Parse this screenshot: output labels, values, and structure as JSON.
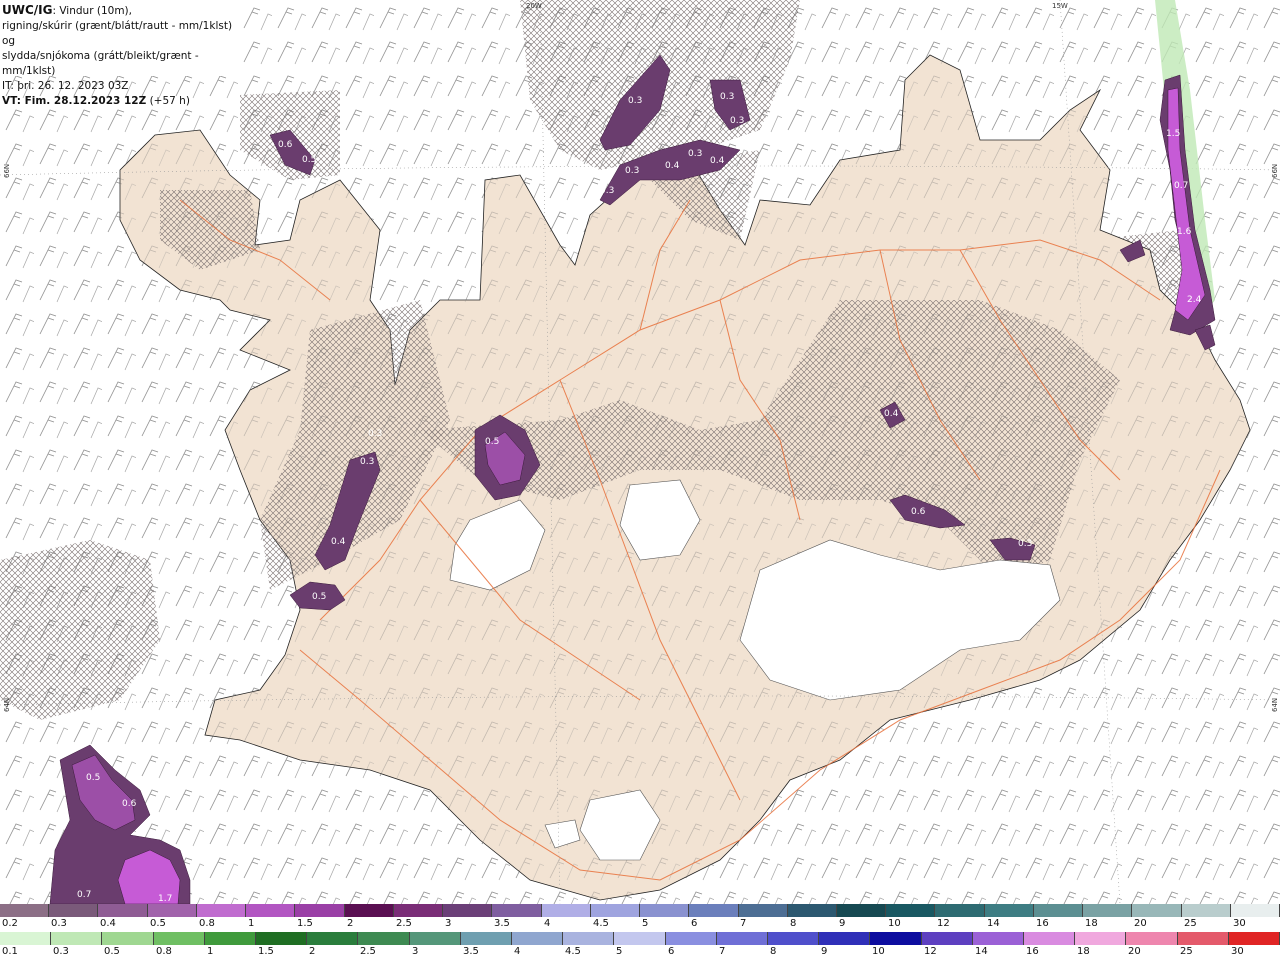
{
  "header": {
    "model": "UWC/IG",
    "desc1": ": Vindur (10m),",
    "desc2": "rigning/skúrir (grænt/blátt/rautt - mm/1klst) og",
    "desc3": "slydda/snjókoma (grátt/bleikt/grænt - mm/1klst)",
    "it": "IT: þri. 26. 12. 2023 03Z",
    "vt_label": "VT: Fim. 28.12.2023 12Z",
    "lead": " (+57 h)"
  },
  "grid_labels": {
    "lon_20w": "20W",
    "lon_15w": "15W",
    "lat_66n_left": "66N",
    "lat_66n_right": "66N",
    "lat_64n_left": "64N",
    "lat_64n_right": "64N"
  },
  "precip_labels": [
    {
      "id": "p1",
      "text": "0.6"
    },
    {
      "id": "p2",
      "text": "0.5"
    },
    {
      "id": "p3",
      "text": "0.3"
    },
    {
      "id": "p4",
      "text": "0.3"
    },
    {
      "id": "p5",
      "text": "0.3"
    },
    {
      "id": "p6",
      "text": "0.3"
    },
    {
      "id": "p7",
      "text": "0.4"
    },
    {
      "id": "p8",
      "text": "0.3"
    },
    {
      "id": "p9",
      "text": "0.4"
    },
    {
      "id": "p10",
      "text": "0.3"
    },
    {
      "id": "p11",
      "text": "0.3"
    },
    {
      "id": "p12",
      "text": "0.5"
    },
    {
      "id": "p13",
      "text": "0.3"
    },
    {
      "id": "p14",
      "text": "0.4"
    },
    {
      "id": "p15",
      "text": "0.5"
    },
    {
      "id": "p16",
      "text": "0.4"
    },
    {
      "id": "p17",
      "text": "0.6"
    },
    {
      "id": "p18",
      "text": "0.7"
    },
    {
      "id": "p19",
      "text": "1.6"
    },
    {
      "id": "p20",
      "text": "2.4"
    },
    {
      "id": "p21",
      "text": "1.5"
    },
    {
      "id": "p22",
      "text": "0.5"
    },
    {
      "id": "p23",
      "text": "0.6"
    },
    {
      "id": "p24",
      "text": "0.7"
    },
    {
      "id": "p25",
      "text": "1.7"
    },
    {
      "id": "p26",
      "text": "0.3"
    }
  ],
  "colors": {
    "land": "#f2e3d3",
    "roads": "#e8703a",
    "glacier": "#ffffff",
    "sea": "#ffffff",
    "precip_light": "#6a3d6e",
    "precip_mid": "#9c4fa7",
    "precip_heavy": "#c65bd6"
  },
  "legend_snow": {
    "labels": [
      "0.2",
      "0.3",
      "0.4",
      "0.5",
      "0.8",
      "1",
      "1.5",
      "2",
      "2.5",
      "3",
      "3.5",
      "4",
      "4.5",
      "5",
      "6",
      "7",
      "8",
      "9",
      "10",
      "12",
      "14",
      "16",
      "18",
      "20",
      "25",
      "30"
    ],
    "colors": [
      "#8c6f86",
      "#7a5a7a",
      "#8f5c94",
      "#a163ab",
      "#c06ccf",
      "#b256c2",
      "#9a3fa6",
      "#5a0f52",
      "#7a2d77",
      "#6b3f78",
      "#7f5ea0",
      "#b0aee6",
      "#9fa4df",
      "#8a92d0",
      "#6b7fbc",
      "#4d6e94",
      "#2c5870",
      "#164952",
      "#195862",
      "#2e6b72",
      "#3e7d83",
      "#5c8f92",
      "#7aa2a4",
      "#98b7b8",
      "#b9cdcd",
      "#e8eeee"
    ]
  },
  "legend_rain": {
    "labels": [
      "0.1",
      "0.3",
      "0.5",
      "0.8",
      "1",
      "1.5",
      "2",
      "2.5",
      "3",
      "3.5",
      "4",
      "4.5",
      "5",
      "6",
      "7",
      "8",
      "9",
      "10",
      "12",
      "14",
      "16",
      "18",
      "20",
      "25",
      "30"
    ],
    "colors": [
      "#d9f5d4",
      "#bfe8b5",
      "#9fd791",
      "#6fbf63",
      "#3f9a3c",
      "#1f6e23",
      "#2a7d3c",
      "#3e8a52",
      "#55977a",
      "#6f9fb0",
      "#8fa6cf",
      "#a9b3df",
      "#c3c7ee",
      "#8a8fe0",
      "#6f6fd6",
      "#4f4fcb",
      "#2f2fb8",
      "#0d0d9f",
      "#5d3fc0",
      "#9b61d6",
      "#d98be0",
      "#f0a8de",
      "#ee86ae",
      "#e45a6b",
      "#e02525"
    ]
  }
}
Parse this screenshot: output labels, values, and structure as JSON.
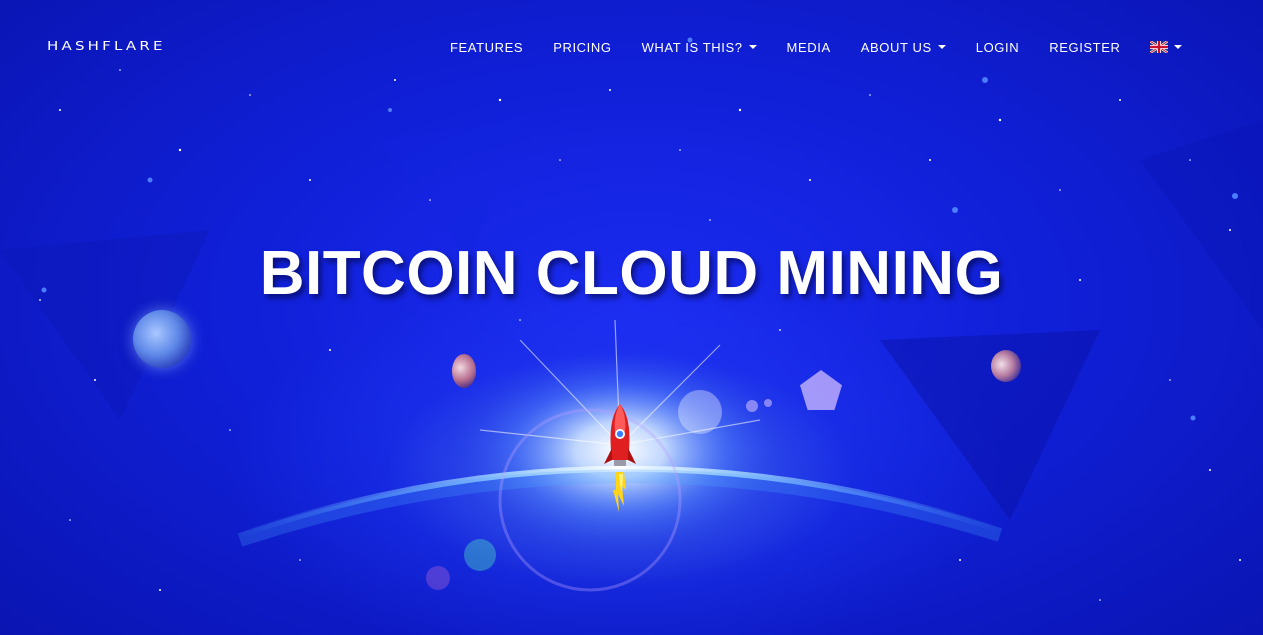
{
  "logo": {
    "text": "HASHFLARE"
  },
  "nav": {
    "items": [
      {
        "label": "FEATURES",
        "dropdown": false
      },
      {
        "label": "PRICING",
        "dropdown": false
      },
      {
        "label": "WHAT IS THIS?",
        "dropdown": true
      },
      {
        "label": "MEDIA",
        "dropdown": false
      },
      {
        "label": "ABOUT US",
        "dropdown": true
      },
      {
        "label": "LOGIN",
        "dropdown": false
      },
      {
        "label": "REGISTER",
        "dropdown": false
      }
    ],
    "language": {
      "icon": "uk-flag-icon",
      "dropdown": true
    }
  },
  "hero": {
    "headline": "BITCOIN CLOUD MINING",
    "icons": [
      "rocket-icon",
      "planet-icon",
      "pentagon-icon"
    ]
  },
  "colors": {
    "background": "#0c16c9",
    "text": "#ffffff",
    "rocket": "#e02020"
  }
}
------------
» Exercise
Find the lines above that include the string "ffffff" and copy them.

» Exercise answer
    "glacier": "#ffffff",
    "sea": "#ffffff",
    "text": "#ffffff",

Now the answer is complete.